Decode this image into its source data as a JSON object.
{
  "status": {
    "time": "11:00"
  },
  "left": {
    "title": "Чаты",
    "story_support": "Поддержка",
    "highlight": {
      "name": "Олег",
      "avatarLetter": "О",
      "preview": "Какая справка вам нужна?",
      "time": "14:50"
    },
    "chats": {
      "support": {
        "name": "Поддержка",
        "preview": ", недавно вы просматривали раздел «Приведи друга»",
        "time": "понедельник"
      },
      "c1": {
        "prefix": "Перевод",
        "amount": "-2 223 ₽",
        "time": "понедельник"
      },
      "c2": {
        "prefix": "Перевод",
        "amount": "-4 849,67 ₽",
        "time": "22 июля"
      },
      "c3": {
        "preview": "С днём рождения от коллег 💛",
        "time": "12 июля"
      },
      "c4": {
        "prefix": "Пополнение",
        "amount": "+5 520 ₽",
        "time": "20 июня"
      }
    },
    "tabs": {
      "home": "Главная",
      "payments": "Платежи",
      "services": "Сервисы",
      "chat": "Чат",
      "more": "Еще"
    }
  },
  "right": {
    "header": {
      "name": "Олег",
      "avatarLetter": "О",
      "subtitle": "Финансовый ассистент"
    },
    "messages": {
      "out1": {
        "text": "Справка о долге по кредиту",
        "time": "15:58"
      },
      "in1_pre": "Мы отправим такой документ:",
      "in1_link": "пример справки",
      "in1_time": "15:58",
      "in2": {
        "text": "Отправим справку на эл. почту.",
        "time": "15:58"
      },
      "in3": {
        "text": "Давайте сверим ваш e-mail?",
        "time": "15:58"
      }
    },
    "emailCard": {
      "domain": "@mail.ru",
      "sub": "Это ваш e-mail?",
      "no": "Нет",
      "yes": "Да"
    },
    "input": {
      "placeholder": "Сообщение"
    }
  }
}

---

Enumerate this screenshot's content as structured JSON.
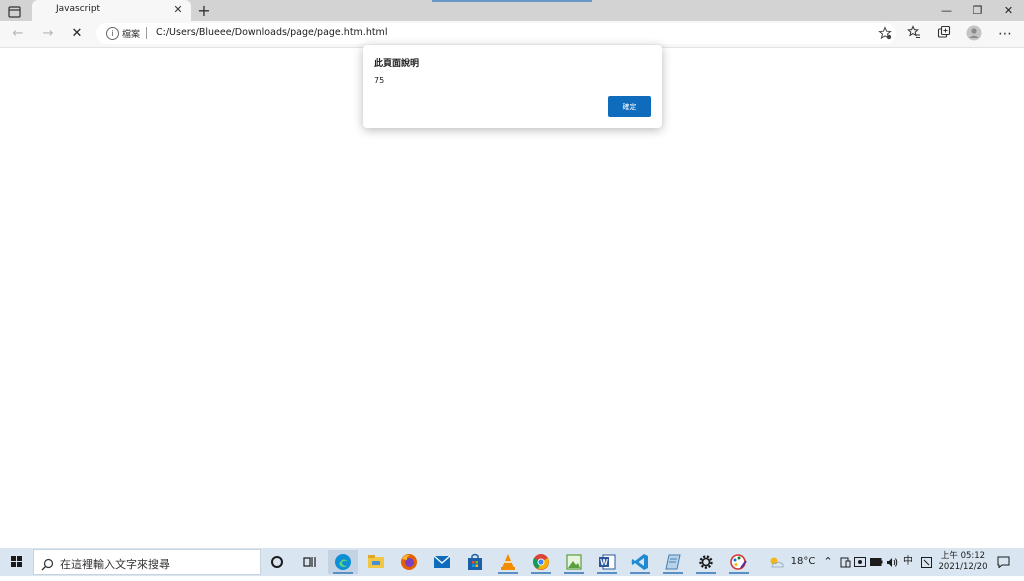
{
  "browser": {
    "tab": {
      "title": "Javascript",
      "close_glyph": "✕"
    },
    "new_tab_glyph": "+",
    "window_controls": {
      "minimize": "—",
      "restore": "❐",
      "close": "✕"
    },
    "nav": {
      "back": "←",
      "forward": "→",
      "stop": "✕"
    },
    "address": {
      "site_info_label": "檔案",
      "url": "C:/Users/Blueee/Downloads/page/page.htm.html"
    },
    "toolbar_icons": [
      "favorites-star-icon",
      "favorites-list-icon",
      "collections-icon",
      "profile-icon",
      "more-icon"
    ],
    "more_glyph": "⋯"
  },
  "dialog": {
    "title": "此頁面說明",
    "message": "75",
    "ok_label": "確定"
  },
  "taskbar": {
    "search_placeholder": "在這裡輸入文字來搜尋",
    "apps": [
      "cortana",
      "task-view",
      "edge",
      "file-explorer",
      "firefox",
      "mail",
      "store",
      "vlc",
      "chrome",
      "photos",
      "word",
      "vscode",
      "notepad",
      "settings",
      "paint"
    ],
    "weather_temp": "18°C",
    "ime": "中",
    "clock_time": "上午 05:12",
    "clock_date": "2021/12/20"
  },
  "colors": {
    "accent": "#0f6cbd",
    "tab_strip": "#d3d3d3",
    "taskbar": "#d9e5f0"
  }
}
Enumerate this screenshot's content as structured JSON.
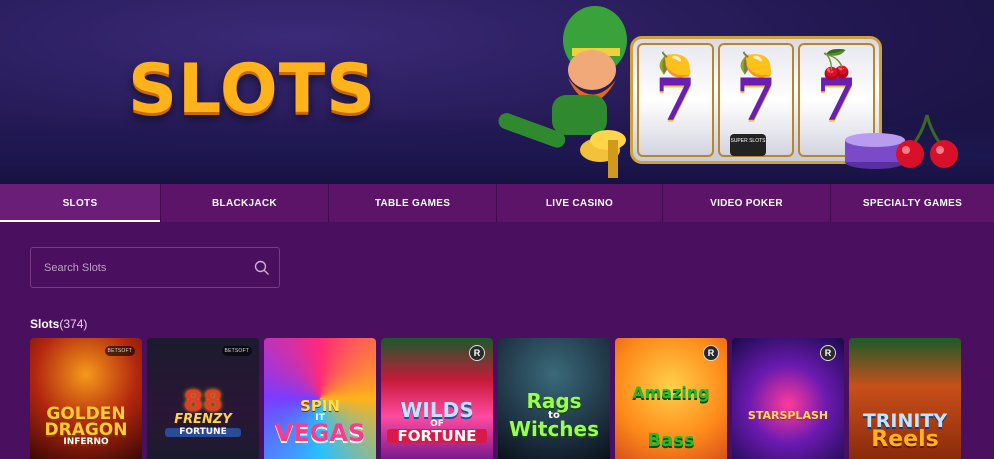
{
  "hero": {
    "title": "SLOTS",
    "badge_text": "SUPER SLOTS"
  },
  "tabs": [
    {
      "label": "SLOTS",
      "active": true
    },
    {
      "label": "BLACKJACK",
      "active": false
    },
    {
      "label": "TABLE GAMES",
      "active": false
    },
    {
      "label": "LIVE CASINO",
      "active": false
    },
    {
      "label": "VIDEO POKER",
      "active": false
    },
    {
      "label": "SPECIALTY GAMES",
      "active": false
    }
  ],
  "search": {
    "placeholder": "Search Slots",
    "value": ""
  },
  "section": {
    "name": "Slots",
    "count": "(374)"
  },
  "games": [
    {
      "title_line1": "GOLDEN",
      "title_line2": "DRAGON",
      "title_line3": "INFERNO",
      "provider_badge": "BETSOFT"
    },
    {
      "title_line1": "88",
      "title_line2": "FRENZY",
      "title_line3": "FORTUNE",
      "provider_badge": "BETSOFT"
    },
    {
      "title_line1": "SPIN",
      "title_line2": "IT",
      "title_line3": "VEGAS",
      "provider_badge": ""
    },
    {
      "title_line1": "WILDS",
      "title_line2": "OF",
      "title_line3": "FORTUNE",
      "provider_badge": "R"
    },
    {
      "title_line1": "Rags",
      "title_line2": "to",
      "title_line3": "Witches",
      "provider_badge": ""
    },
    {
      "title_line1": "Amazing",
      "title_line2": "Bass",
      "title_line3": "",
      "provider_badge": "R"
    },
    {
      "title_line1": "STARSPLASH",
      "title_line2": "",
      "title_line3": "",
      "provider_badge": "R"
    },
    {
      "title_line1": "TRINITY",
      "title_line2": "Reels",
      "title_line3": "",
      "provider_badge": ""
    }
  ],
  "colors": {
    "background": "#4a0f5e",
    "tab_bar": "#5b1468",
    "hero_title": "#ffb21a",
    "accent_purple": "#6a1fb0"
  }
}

* [What the task requires]: Look over the material above and show each line where "name" appears.

* [Solution]:
      "name": "Олег",
        "name": "Поддержка",
      "name": "Олег",
    "name": "Slots",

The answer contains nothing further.